THE DATA:
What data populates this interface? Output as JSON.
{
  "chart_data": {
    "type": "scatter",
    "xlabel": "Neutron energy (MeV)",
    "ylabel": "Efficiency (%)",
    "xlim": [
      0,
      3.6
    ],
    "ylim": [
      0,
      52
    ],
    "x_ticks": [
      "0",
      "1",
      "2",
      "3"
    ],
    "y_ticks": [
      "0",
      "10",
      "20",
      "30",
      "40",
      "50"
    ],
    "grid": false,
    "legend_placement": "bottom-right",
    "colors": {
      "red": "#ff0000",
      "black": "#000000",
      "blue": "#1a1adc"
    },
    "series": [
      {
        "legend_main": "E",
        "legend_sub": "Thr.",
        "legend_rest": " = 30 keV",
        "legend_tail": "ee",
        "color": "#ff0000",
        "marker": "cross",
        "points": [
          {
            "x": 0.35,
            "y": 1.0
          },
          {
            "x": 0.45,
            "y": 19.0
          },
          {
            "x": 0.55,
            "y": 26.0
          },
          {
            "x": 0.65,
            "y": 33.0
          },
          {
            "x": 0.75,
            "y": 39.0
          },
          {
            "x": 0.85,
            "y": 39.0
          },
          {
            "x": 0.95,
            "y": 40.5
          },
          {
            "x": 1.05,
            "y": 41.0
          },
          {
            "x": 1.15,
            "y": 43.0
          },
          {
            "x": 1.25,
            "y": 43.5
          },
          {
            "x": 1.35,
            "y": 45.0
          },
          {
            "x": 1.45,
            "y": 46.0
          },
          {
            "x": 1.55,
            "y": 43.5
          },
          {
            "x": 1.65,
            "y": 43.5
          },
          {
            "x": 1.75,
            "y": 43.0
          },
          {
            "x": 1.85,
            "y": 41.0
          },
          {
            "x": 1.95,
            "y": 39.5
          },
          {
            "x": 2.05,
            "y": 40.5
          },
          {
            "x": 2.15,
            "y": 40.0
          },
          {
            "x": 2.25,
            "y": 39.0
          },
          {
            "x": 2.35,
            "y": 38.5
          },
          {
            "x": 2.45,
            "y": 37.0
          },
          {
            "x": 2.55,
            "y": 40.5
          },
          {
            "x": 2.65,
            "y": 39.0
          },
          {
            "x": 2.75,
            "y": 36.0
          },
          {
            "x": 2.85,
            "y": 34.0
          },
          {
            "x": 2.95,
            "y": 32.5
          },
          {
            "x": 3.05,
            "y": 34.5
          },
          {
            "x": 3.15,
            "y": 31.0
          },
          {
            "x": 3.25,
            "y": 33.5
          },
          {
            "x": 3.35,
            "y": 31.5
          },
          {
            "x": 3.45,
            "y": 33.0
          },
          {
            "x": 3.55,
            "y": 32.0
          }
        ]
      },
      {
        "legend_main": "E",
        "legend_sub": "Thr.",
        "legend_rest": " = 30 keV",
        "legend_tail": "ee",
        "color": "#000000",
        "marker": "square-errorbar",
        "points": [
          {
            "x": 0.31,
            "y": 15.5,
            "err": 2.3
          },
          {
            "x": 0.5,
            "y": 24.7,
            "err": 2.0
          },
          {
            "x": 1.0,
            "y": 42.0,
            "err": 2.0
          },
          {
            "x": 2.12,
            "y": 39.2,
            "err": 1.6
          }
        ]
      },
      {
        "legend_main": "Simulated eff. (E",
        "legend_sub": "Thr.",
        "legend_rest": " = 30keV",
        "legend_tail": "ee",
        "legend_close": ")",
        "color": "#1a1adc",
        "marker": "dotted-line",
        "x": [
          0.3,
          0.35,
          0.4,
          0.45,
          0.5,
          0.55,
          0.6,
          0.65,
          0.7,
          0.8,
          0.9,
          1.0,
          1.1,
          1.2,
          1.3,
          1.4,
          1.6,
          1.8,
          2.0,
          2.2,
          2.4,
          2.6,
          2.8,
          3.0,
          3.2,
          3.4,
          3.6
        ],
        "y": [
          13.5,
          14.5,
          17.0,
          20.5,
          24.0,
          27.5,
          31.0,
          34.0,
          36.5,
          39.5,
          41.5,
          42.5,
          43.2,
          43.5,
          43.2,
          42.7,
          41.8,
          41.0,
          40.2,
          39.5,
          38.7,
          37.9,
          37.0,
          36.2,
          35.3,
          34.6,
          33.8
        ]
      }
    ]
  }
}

TASK: Return each line in the records that holds the string "marker".

ANSWER TO THIS EXERCISE:
        "marker": "cross",
        "marker": "square-errorbar",
        "marker": "dotted-line",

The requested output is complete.